**Fragmento dado**
_ _ _ _ _ _ _

García Márquez perteneció a una generación que aprendió la historia de Colombia en la escuela con el famoso manual de Jesús María Henao y Gerardo Arrubla, libro que desde 1910 se había constituido como “biblia” de la enseñanza de la historia en los colegios, y en el que estaban consignados los hitos de la epopeya nacional con una intención edificante y una orientación conservadora. Y no sería sino hasta la década de los sesenta que la historia, como disciplina investigativa científicamente orientada, habría de empezar a desarrollarse en Colombia.
Además, García Márquez había escuchado desde niño las historias de su abuelo sobre la masacre de las bananeras y las guerras civiles en las que había participado, y la distancia que encontró entre estas y lo que decían los libros de textos era abismal. La incoherencia entre la historia escrita y la real se hizo más evidente para él durante sus años de bachillerato en el internado de Zipaquirá, donde descubriría el marxismo justamente de la mano de sus profesores de historia.
Por todo esto, es comprensible que García Márquez tuviera la historiografía nacional en tan baja estima y que dedicara buena parte de su creación literaria a intentar una reescritura de esta a través de los poderes evocadores de la imaginación literaria. O, como diría el narrador de “Los funerales de la Mamá Grande”, que se decidiera a contar nuestra historia “antes de que tengan tiempo de llegar los historiadores”.
1. Una nueva versión de las bananeras
Desde su primera novela, La hojarasca, de 1955, García Márquez trató los temas del pasado que le habían intrigado desde niño, y el primer “demonio histórico” al que habría de enfrentarse no podía ser otro que el de las bananeras, ese mundo que lo rodeó desde su nacimiento y en medio del cual vivió sus experiencias infantiles, que para él fueron las definitivas de su vida como escritor. Al abordar las bananeras, García Márquez no se concentró únicamente en la huelga y la masacre que ocurrieron en 1928 cerca de su natal Aracataca, sino en todo lo que significó para el Caribe colombiano la presencia de la compañía estadounidense United Fruit desde comienzos del siglo xx en nuestro territorio.
Si bien lo que más se ha resaltado sobre García Márquez y las bananeras ha sido el episodio de la huelga y la masacre en Cien años de soledad, lo cierto es que en esta novela, así como en La hojarasca, se encuentra una descripción completa de lo que significó para la sociedad caribeña vivir bajo el imperio de la “Mamita Yunai”. Por eso es que el trabajo de García Márquez sobre las bananeras no puede reducirse a un ejercicio de crónica roja que reporta el número de muertos de la masacre; su visión es la de un sociólogo y un historiador que busca entender lo que significó para sus coterráneos vivir bajo la bonanza del oro verde y morir bajo la metralla del ejército nacional.

_ _ _ _ _ _ _

**Ejercicio 1**
Contesta con datos del fragmento sobre García Márquez y la historia:
(a) ¿Desde qué año el manual de Henao y Arrubla funcionaba como "biblia" de la enseñanza de la historia?
(b) ¿En qué lugar descubrió García Márquez el marxismo?
(c) ¿Cuál fue su primera novela y en qué año apareció?
**Ejercicio 2**
Imprime sin cambios las entradas que van desde la línea que contiene "list-item[interactable]: [01-02] 测试java基础1: [550, 399, 892, 424]" hasta la última línea de las entradas, ambas incluidas.
El fragmento y las entradas no guardan ninguna relación entre sí.

**Entradas mostradas**
_ _ _ _ _ _ _

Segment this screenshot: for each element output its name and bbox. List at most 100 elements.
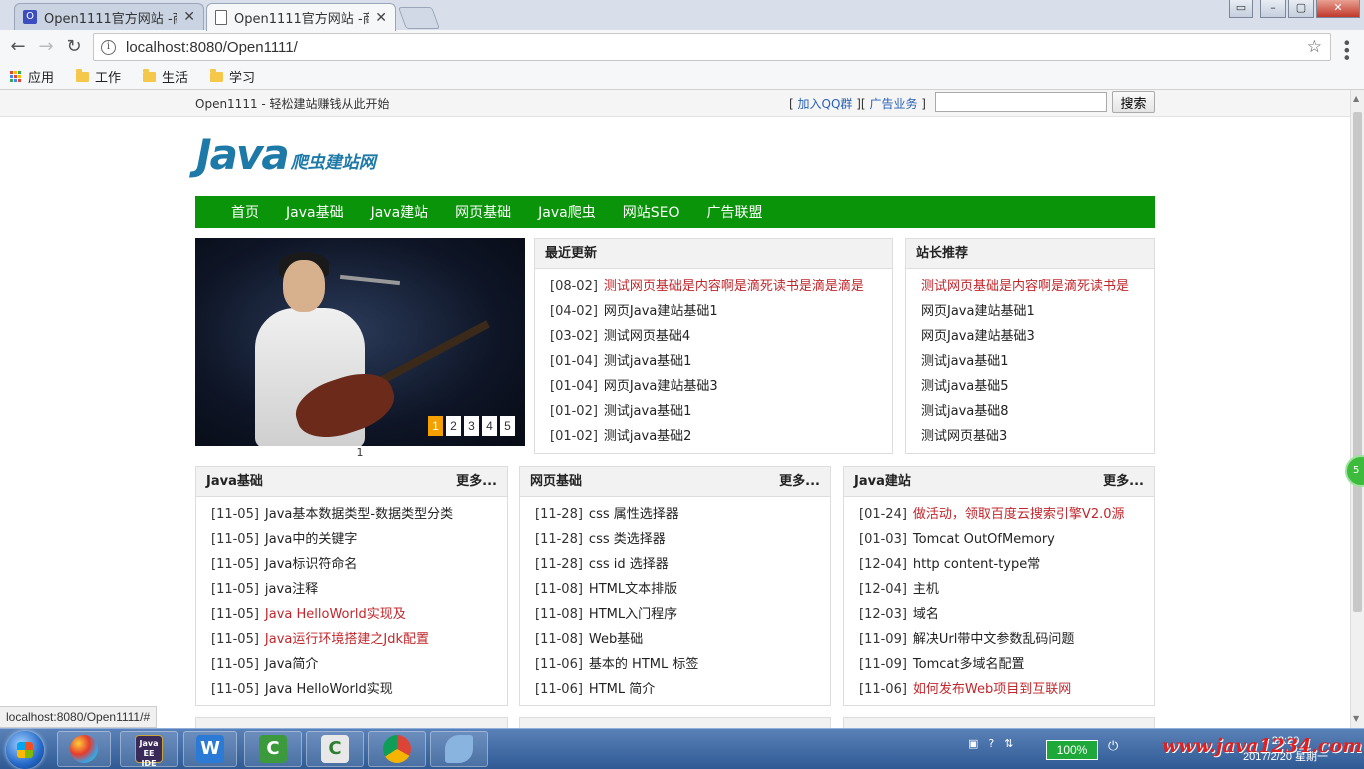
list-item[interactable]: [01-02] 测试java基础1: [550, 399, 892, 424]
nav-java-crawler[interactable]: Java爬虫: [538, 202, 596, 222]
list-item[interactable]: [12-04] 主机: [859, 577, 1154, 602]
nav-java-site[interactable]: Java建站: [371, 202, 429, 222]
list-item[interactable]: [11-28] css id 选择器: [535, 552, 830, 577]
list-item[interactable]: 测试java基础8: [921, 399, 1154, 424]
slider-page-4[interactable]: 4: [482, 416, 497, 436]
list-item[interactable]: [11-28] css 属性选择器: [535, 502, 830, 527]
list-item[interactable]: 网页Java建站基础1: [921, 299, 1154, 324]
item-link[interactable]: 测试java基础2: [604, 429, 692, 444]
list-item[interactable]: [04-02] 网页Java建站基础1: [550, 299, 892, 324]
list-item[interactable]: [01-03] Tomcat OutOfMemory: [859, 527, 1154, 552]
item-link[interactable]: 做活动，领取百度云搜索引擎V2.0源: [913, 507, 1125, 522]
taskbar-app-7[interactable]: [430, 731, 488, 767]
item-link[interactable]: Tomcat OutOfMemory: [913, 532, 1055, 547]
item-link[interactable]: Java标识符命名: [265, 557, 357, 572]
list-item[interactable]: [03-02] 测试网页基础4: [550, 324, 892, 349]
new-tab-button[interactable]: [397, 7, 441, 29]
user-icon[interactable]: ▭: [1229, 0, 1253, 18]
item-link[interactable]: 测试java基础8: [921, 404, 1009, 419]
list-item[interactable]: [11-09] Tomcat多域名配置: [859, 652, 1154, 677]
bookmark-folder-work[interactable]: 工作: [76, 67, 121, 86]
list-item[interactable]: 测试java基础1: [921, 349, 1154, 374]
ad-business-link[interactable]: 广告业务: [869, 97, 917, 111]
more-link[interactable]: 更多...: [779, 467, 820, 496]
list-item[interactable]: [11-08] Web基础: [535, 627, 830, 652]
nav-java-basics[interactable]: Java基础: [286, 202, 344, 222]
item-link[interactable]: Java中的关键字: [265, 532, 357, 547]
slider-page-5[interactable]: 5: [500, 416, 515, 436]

_ _ _ _ _ _ _

**Respuesta correcta 1**
(a) Desde 1910.
(b) En el internado de Zipaquirá, durante el bachillerato, de la mano de sus profesores de historia.
(c) La hojarasca, de 1955.

**Respuesta correcta 2**
list-item[interactable]: [01-02] 测试java基础1: [550, 399, 892, 424]
nav-java-crawler[interactable]: Java爬虫: [538, 202, 596, 222]
list-item[interactable]: [12-04] 主机: [859, 577, 1154, 602]
nav-java-site[interactable]: Java建站: [371, 202, 429, 222]
list-item[interactable]: [11-28] css id 选择器: [535, 552, 830, 577]
list-item[interactable]: 测试java基础8: [921, 399, 1154, 424]
slider-page-4[interactable]: 4: [482, 416, 497, 436]
list-item[interactable]: [11-28] css 属性选择器: [535, 502, 830, 527]
list-item[interactable]: 网页Java建站基础1: [921, 299, 1154, 324]
item-link[interactable]: 测试java基础2: [604, 429, 692, 444]
list-item[interactable]: [04-02] 网页Java建站基础1: [550, 299, 892, 324]
list-item[interactable]: [01-03] Tomcat OutOfMemory: [859, 527, 1154, 552]
item-link[interactable]: 做活动，领取百度云搜索引擎V2.0源: [913, 507, 1125, 522]
taskbar-app-7[interactable]: [430, 731, 488, 767]
item-link[interactable]: Tomcat OutOfMemory: [913, 532, 1055, 547]
item-link[interactable]: Java标识符命名: [265, 557, 357, 572]
list-item[interactable]: [03-02] 测试网页基础4: [550, 324, 892, 349]
new-tab-button[interactable]: [397, 7, 441, 29]
user-icon[interactable]: ▭: [1229, 0, 1253, 18]
item-link[interactable]: 测试java基础8: [921, 404, 1009, 419]
list-item[interactable]: [11-09] Tomcat多域名配置: [859, 652, 1154, 677]
bookmark-folder-work[interactable]: 工作: [76, 67, 121, 86]
list-item[interactable]: 测试java基础1: [921, 349, 1154, 374]
ad-business-link[interactable]: 广告业务: [869, 97, 917, 111]
more-link[interactable]: 更多...: [779, 467, 820, 496]
list-item[interactable]: [11-08] Web基础: [535, 627, 830, 652]
nav-java-basics[interactable]: Java基础: [286, 202, 344, 222]
item-link[interactable]: Java中的关键字: [265, 532, 357, 547]
slider-page-5[interactable]: 5: [500, 416, 515, 436]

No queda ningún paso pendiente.